[Extracted records]

====

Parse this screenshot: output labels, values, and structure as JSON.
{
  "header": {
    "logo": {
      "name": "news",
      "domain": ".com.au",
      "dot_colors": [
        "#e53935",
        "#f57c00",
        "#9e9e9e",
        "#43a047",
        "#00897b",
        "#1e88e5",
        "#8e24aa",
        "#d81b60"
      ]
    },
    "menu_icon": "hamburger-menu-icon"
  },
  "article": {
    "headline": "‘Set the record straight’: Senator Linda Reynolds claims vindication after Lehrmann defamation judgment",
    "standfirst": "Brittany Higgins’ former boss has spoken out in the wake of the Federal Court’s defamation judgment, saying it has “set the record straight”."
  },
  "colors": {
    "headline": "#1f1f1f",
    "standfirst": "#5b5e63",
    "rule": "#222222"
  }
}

====

AIM OF THE EXERCISE
Repeat the records exactly, including every line.

ANSWER
Parse this screenshot: output labels, values, and structure as JSON.
{
  "header": {
    "logo": {
      "name": "news",
      "domain": ".com.au",
      "dot_colors": [
        "#e53935",
        "#f57c00",
        "#9e9e9e",
        "#43a047",
        "#00897b",
        "#1e88e5",
        "#8e24aa",
        "#d81b60"
      ]
    },
    "menu_icon": "hamburger-menu-icon"
  },
  "article": {
    "headline": "‘Set the record straight’: Senator Linda Reynolds claims vindication after Lehrmann defamation judgment",
    "standfirst": "Brittany Higgins’ former boss has spoken out in the wake of the Federal Court’s defamation judgment, saying it has “set the record straight”."
  },
  "colors": {
    "headline": "#1f1f1f",
    "standfirst": "#5b5e63",
    "rule": "#222222"
  }
}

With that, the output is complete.